**WORK TO COMPLETE**
Render the items from the first line up to and including the line containing "574, 131, 591]" as a Markdown table with the columns Row and Content. Put the row number and the line in each row, and leave out any blank lines.

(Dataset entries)
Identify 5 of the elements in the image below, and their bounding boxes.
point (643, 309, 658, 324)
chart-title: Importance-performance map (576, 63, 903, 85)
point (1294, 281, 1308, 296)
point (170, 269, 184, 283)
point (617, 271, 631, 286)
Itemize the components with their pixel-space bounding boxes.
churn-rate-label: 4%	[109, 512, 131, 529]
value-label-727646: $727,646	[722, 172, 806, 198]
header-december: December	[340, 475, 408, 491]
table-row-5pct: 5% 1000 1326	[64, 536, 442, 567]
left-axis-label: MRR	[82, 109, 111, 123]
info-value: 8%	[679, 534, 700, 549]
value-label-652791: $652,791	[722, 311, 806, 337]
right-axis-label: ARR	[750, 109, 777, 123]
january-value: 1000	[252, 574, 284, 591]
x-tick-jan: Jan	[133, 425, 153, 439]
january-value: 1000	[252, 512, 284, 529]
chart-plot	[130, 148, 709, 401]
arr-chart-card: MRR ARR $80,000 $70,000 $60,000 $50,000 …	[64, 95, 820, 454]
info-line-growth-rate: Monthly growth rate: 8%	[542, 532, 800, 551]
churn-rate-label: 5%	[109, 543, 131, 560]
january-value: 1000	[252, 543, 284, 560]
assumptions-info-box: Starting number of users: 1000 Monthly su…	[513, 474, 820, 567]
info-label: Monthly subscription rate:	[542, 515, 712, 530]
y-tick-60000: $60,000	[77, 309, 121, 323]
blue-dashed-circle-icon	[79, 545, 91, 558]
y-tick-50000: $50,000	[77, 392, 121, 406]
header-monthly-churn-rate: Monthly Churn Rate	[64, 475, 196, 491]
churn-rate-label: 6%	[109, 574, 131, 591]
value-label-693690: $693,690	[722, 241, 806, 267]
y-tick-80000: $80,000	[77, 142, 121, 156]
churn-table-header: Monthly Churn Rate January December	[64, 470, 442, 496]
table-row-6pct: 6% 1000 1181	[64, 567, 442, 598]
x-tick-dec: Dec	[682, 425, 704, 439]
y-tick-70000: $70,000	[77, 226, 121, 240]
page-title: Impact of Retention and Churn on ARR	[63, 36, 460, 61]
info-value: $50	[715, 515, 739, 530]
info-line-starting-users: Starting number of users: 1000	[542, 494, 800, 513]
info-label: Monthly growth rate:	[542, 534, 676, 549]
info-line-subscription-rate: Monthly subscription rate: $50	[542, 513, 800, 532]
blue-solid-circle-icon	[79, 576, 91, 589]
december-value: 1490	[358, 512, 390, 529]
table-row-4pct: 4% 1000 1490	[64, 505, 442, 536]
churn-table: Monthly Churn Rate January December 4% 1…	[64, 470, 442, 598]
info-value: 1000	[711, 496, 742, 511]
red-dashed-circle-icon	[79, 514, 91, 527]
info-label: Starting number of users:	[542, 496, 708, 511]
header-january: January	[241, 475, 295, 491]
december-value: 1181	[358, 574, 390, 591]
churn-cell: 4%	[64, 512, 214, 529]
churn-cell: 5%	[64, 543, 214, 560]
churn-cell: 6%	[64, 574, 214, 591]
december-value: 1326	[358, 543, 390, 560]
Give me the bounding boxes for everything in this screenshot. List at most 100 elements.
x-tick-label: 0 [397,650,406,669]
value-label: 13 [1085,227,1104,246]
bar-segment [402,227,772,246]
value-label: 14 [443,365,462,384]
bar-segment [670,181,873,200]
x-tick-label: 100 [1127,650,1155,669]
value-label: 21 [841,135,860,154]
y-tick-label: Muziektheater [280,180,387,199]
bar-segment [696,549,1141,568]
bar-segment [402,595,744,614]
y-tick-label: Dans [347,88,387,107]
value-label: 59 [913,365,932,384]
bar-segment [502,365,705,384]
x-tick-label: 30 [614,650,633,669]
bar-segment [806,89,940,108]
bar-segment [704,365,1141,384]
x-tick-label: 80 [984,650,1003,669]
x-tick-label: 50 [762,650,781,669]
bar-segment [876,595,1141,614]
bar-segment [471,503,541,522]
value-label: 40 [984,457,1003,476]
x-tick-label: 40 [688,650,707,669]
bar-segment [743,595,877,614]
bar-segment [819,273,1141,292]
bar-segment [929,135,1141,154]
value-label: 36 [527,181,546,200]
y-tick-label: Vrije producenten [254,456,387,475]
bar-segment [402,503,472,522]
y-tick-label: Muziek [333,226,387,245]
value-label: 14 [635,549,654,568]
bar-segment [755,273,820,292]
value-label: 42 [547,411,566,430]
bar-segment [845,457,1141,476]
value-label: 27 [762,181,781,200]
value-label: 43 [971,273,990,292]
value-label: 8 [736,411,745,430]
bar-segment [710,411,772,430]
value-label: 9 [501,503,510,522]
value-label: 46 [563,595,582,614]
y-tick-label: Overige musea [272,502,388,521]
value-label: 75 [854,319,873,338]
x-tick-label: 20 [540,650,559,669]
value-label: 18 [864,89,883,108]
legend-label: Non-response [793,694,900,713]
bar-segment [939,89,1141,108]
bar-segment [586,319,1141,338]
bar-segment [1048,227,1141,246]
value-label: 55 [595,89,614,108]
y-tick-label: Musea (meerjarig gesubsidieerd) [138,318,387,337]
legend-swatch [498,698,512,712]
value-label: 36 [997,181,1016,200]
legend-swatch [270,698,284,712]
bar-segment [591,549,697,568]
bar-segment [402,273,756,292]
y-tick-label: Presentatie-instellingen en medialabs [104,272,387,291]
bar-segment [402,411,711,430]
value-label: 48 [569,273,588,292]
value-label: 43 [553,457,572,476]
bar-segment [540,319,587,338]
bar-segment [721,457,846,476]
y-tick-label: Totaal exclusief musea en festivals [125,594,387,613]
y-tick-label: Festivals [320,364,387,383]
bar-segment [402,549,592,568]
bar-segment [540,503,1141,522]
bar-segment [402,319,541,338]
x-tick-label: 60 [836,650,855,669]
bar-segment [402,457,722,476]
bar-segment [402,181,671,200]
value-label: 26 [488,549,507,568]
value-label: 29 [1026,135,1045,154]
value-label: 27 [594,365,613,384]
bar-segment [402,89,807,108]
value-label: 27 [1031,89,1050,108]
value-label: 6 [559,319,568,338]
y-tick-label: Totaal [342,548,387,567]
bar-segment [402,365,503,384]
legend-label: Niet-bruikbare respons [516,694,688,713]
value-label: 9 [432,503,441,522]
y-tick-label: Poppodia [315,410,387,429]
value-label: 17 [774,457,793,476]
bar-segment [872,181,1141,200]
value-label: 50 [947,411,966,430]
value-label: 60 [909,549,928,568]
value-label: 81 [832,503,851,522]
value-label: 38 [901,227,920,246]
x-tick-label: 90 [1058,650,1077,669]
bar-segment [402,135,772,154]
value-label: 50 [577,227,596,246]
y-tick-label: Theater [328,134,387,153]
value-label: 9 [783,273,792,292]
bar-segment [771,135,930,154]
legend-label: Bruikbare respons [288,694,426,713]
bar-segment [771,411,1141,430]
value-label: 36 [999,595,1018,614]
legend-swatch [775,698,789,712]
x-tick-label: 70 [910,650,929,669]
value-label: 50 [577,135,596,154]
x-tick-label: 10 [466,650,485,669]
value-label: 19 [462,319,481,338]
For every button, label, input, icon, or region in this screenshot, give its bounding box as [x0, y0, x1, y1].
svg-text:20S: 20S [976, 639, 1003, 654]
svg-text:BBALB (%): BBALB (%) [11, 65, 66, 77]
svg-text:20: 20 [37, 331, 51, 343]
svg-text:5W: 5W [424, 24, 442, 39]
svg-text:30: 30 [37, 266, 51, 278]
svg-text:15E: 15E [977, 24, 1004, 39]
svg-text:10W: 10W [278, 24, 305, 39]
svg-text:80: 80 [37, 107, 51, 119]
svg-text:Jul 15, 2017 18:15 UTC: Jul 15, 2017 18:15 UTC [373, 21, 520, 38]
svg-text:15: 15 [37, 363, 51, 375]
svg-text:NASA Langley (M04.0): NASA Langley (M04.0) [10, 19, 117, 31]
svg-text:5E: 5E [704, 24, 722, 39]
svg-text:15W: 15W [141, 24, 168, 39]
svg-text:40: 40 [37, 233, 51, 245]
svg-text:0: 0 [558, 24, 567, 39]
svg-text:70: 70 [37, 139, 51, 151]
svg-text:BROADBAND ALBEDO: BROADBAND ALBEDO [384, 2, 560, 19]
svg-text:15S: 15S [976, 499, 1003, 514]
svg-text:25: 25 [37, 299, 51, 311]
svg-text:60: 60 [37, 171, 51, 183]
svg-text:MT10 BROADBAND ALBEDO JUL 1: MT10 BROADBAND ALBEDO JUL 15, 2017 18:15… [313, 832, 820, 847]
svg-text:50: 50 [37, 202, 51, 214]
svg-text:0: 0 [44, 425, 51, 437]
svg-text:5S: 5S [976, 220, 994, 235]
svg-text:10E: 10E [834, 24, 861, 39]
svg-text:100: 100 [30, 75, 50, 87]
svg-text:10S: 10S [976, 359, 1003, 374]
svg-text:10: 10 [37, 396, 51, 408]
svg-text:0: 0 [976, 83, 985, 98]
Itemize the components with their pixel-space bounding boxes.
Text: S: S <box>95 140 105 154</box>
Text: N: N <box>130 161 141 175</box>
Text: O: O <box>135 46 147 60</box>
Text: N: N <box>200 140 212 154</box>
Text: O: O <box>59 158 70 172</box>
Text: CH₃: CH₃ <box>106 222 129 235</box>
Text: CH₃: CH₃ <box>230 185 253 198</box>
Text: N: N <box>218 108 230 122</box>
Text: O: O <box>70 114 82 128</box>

**SOLVED EXERCISE**
| Row | Content |
|---|---|
| 1 | Identify 5 of the elements in the image below, and their bounding boxes. |
| 2 | point (643, 309, 658, 324) |
| 3 | chart-title: Importance-performance map (576, 63, 903, 85) |
| 4 | point (1294, 281, 1308, 296) |
| 5 | point (170, 269, 184, 283) |
| 6 | point (617, 271, 631, 286) |
| 7 | Itemize the components with their pixel-space bounding boxes. |
| 8 | churn-rate-label: 4%	[109, 512, 131, 529] |
| 9 | value-label-727646: $727,646	[722, 172, 806, 198] |
| 10 | header-december: December	[340, 475, 408, 491] |
| 11 | table-row-5pct: 5% 1000 1326	[64, 536, 442, 567] |
| 12 | left-axis-label: MRR	[82, 109, 111, 123] |
| 13 | info-value: 8%	[679, 534, 700, 549] |
| 14 | value-label-652791: $652,791	[722, 311, 806, 337] |
| 15 | right-axis-label: ARR	[750, 109, 777, 123] |
| 16 | january-value: 1000	[252, 574, 284, 591] |
| 17 | x-tick-jan: Jan	[133, 425, 153, 439] |
| 18 | january-value: 1000	[252, 512, 284, 529] |
| 19 | chart-plot	[130, 148, 709, 401] |
| 20 | arr-chart-card: MRR ARR $80,000 $70,000 $60,000 $50,000 …	[64, 95, 820, 454] |
| 21 | info-line-growth-rate: Monthly growth rate: 8%	[542, 532, 800, 551] |
| 22 | churn-rate-label: 5%	[109, 543, 131, 560] |
| 23 | january-value: 1000	[252, 543, 284, 560] |
| 24 | assumptions-info-box: Starting number of users: 1000 Monthly su…	[513, 474, 820, 567] |
| 25 | info-label: Monthly subscription rate:	[542, 515, 712, 530] |
| 26 | y-tick-60000: $60,000	[77, 309, 121, 323] |
| 27 | blue-dashed-circle-icon	[79, 545, 91, 558] |
| 28 | y-tick-50000: $50,000	[77, 392, 121, 406] |
| 29 | header-monthly-churn-rate: Monthly Churn Rate	[64, 475, 196, 491] |
| 30 | churn-rate-label: 6%	[109, 574, 131, 591] |